→ **OBJECTIVE**: Check each line below for the word "جميع", and copy those that have it.

→ **STORED RECORDS**:
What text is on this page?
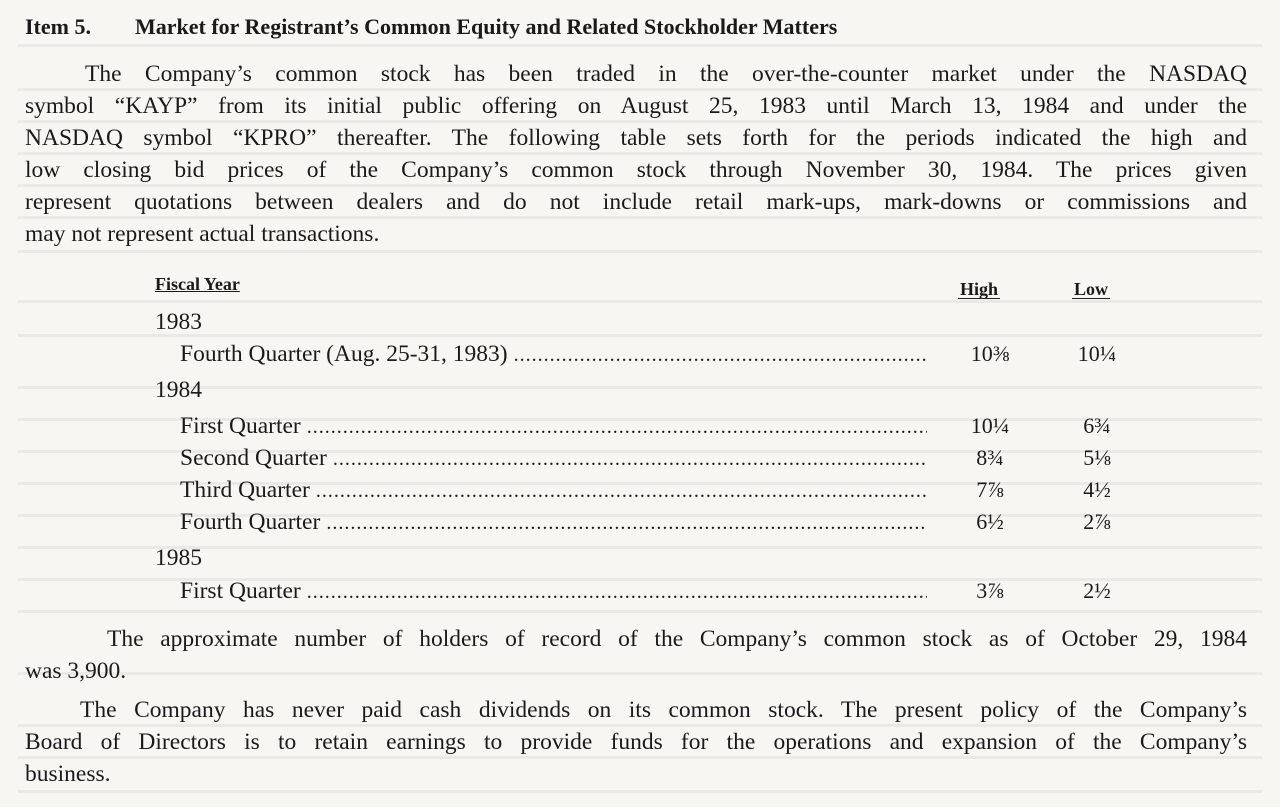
Item 5. Market for Registrant’s Common Equity and Related Stockholder Matters

The Company’s common stock has been traded in the over-the-counter market under the NASDAQ
symbol “KAYP” from its initial public offering on August 25, 1983 until March 13, 1984 and under the
NASDAQ symbol “KPRO” thereafter. The following table sets forth for the periods indicated the high and
low closing bid prices of the Company’s common stock through November 30, 1984. The prices given
represent quotations between dealers and do not include retail mark-ups, mark-downs or commissions and
may not represent actual transactions.

Fiscal Year	High	Low
1983
Fourth Quarter (Aug. 25-31, 1983) .....	10⅜	10¼
1984
First Quarter .....	10¼	6¾
Second Quarter .....	8¾	5⅛
Third Quarter .....	7⅞	4½
Fourth Quarter .....	6½	2⅞
1985
First Quarter .....	3⅞	2½

The approximate number of holders of record of the Company’s common stock as of October 29, 1984
was 3,900.

The Company has never paid cash dividends on its common stock. The present policy of the Company’s
Board of Directors is to retain earnings to provide funds for the operations and expansion of the Company’s
business.
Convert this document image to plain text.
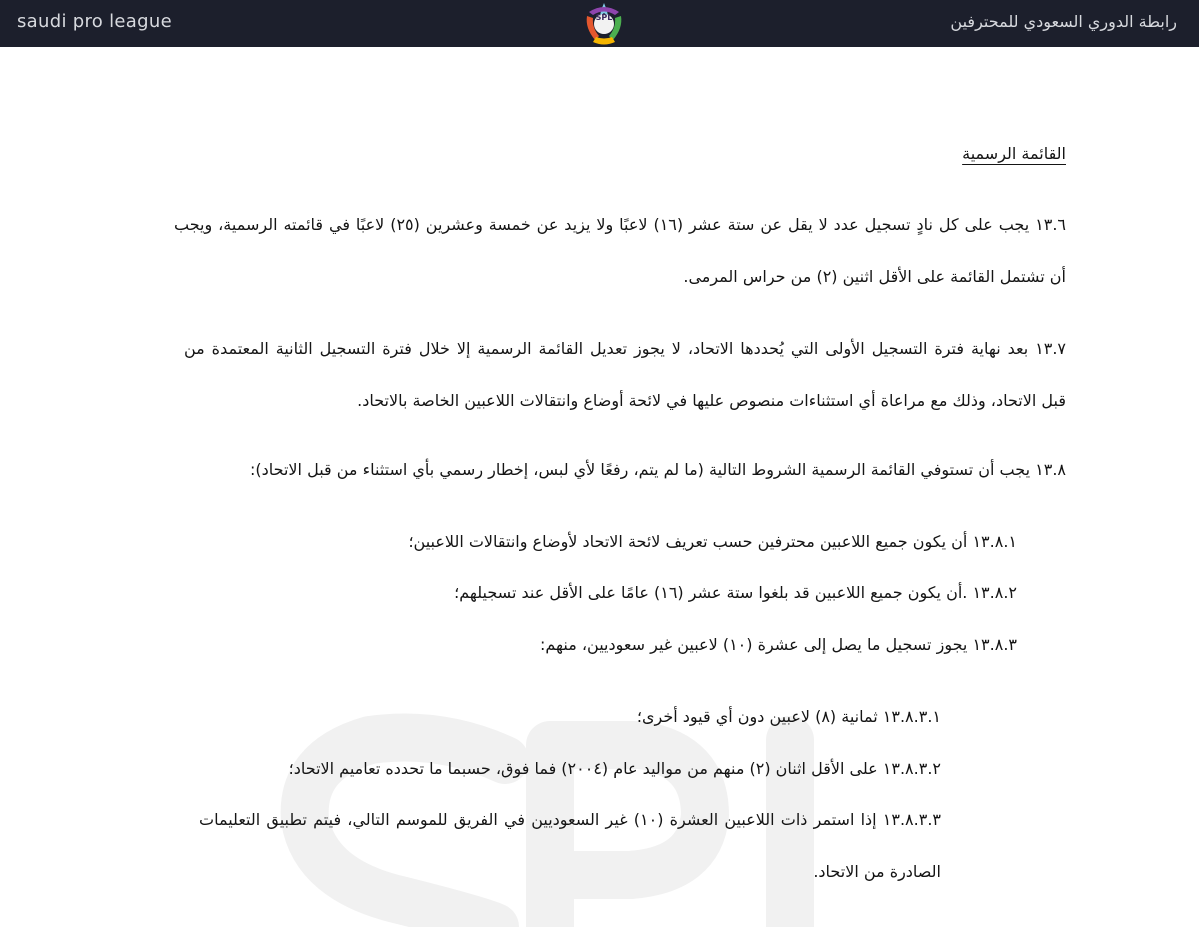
saudi pro league	SPL	رابطة الدوري السعودي للمحترفين
القائمة الرسمية
١٣.٦ يجب على كل نادٍ تسجيل عدد لا يقل عن ستة عشر (١٦) لاعبًا ولا يزيد عن خمسة وعشرين (٢٥) لاعبًا في قائمته الرسمية، ويجب
أن تشتمل القائمة على الأقل اثنين (٢) من حراس المرمى.
١٣.٧ بعد نهاية فترة التسجيل الأولى التي يُحددها الاتحاد، لا يجوز تعديل القائمة الرسمية إلا خلال فترة التسجيل الثانية المعتمدة من
قبل الاتحاد، وذلك مع مراعاة أي استثناءات منصوص عليها في لائحة أوضاع وانتقالات اللاعبين الخاصة بالاتحاد.
١٣.٨ يجب أن تستوفي القائمة الرسمية الشروط التالية (ما لم يتم، رفعًا لأي لبس، إخطار رسمي بأي استثناء من قبل الاتحاد):
١٣.٨.١ أن يكون جميع اللاعبين محترفين حسب تعريف لائحة الاتحاد لأوضاع وانتقالات اللاعبين؛
١٣.٨.٢ .أن يكون جميع اللاعبين قد بلغوا ستة عشر (١٦) عامًا على الأقل عند تسجيلهم؛
١٣.٨.٣ يجوز تسجيل ما يصل إلى عشرة (١٠) لاعبين غير سعوديين، منهم:
١٣.٨.٣.١ ثمانية (٨) لاعبين دون أي قيود أخرى؛
١٣.٨.٣.٢ على الأقل اثنان (٢) منهم من مواليد عام (٢٠٠٤) فما فوق، حسبما ما تحدده تعاميم الاتحاد؛
١٣.٨.٣.٣ إذا استمر ذات اللاعبين العشرة (١٠) غير السعوديين في الفريق للموسم التالي، فيتم تطبيق التعليمات
الصادرة من الاتحاد.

→ **SOLUTION BELOW**:
١٣.٨.١ أن يكون جميع اللاعبين محترفين حسب تعريف لائحة الاتحاد لأوضاع وانتقالات اللاعبين؛
١٣.٨.٢ .أن يكون جميع اللاعبين قد بلغوا ستة عشر (١٦) عامًا على الأقل عند تسجيلهم؛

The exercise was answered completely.